What the task asks →
Isolate every line in the data with the string "println" and copy it.

[Start]

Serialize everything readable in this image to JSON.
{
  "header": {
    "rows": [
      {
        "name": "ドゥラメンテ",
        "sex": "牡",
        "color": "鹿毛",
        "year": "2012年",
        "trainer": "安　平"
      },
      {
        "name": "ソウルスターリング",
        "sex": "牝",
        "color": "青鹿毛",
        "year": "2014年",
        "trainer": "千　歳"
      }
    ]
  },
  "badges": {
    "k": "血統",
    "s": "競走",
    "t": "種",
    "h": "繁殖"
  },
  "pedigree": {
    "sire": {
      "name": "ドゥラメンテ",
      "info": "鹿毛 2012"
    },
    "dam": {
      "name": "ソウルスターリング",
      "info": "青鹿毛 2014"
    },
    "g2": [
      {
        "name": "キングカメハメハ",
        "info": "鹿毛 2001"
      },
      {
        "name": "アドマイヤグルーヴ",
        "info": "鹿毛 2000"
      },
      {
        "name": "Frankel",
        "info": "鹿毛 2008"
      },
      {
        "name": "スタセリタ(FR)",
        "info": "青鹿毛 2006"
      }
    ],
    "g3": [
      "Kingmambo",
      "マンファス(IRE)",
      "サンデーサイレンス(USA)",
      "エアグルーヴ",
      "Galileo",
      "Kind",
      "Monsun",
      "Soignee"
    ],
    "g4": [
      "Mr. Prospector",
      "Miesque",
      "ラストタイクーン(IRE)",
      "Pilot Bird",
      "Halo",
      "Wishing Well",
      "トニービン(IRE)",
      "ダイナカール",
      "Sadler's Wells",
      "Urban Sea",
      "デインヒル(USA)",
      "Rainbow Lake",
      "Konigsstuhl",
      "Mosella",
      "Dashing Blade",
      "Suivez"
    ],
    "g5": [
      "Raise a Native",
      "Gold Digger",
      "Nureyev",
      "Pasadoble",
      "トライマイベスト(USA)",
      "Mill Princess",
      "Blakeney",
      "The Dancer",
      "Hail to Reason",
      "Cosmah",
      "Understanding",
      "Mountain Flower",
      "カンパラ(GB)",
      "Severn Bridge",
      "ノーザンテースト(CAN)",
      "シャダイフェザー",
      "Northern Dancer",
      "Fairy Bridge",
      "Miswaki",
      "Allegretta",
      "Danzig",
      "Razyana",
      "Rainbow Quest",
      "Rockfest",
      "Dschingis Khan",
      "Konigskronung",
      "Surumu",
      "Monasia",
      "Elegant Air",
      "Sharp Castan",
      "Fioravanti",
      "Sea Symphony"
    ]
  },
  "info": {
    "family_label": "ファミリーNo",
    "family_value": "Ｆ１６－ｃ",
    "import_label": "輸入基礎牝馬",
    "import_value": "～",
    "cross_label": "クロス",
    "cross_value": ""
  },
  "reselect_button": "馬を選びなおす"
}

[End]
[Start]

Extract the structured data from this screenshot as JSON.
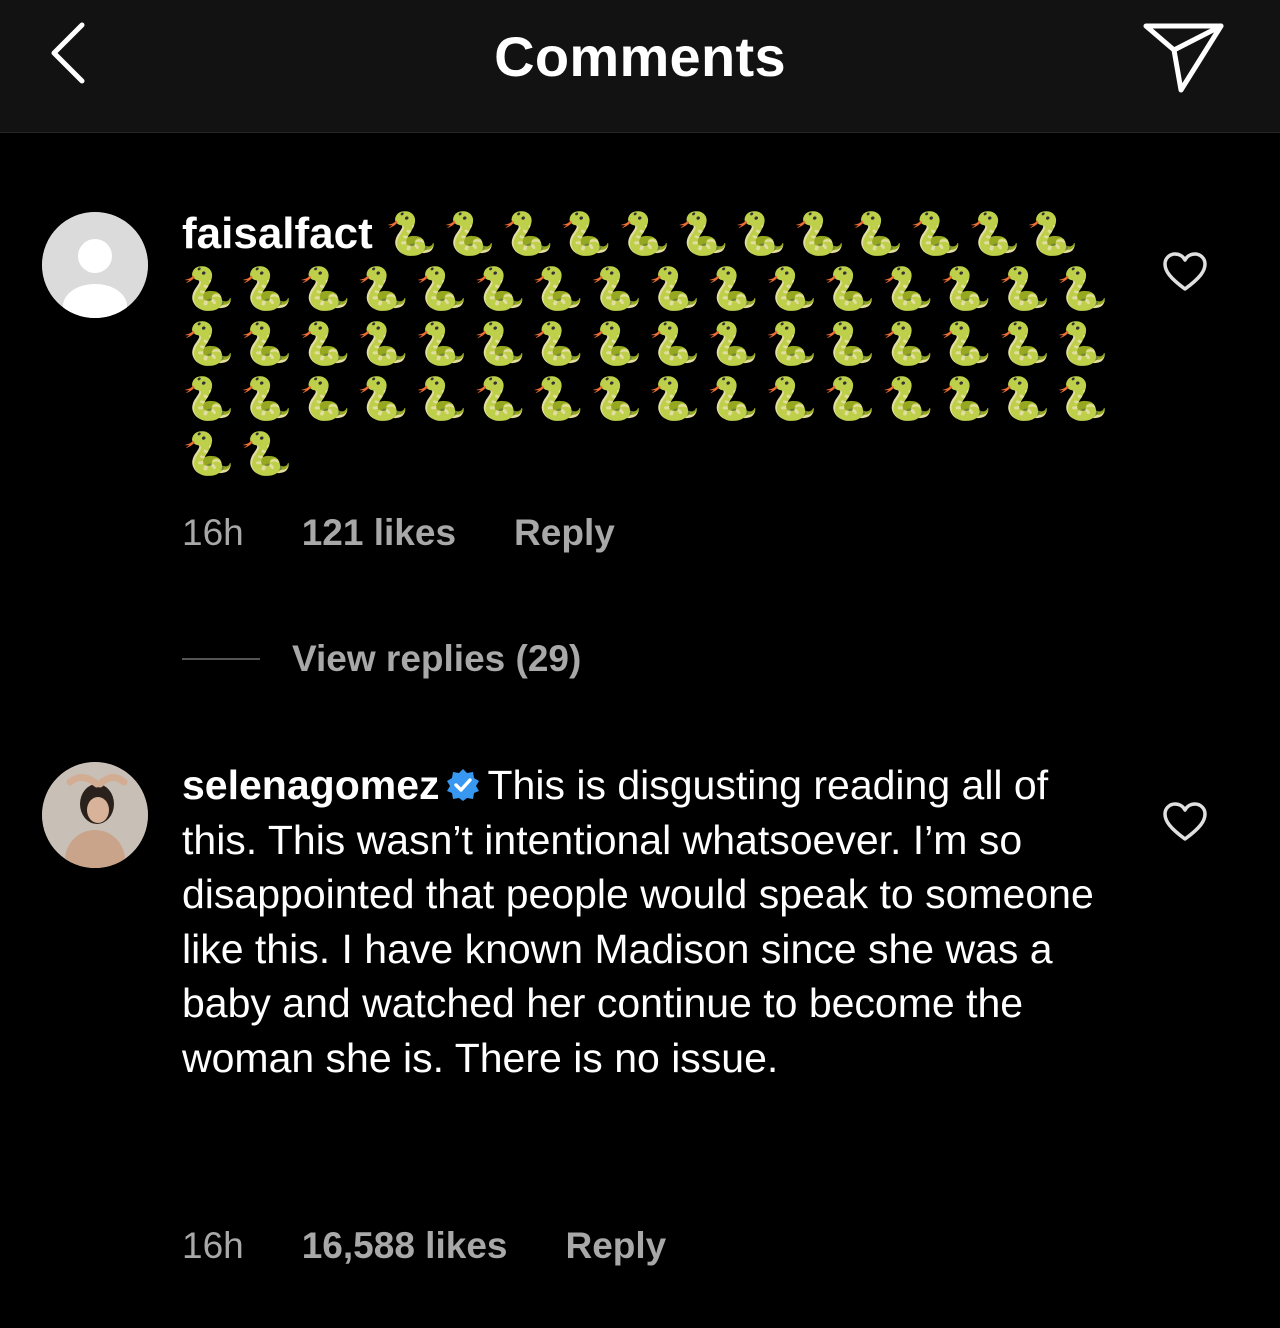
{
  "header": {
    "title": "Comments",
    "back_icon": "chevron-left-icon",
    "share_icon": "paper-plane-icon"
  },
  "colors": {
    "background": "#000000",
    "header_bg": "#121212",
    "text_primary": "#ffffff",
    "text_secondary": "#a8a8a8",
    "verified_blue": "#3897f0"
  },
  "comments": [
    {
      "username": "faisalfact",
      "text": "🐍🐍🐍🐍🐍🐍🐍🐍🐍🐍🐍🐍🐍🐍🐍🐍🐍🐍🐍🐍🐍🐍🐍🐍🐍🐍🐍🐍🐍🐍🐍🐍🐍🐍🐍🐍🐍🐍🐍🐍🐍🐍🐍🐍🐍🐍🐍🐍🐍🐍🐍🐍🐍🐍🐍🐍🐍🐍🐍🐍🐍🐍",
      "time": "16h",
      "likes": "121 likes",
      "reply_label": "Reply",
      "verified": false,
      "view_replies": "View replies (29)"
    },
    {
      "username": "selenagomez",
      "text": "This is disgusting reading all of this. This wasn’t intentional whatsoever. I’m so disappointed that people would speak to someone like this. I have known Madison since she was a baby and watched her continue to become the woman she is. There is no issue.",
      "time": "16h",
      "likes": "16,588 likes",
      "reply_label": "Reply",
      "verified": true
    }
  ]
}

[End]
[Start]

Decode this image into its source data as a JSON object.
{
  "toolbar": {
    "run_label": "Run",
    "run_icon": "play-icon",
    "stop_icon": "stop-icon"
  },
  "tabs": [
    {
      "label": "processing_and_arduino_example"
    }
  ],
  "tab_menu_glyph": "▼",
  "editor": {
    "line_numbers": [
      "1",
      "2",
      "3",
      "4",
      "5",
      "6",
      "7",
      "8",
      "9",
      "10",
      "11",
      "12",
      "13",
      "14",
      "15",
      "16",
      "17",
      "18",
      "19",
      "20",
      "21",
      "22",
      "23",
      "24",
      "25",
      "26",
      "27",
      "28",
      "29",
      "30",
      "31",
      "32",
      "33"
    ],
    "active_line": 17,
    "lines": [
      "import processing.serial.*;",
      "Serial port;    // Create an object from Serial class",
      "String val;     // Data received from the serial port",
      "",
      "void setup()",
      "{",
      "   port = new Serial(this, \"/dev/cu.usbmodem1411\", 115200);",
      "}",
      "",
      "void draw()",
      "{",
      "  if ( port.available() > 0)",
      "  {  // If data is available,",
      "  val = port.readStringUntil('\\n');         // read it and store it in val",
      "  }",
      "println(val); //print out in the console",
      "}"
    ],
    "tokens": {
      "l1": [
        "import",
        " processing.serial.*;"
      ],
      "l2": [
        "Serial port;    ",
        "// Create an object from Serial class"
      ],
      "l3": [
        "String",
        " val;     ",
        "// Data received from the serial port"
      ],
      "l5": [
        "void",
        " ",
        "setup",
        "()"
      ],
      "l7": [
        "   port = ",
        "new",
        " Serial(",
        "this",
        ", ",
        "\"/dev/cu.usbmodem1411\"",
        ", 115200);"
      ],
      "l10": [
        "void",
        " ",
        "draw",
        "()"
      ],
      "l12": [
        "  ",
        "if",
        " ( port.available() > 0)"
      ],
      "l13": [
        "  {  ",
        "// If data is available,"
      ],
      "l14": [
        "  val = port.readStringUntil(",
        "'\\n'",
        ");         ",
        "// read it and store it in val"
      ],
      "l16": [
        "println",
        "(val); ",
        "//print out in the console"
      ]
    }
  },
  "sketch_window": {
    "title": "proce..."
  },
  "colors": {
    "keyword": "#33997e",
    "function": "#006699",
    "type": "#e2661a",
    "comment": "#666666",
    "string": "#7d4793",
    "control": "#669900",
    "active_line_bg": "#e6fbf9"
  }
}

[End]

Problem solution →
      "println(val); //print out in the console",
        "println",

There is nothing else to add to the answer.